** Begin SUPPLIED MATERIAL **
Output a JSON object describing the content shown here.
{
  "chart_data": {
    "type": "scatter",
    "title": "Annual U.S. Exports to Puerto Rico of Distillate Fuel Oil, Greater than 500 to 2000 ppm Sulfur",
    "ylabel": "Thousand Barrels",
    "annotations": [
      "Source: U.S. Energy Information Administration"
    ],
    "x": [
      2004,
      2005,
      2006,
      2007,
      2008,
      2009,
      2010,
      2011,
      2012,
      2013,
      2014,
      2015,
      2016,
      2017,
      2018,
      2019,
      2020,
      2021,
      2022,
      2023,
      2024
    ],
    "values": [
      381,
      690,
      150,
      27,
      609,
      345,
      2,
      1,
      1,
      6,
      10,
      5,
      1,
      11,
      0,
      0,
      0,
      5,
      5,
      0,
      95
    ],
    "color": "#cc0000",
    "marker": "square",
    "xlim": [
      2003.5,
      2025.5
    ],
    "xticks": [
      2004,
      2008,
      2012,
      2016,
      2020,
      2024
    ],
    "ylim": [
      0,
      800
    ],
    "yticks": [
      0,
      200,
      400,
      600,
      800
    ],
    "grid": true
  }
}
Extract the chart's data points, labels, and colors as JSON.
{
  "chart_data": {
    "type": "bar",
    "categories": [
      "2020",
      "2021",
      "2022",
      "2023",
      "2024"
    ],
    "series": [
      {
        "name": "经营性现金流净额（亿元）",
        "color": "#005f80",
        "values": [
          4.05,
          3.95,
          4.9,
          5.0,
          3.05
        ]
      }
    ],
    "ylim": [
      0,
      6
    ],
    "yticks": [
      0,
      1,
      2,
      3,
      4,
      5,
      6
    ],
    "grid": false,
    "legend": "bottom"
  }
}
** End SUPPLIED MATERIAL **
**DIRECTIVE:** Report all lines of the material that contain the word "JSON".

**WRITTEN REPLY:**
Output a JSON object describing the content shown here.
Extract the chart's data points, labels, and colors as JSON.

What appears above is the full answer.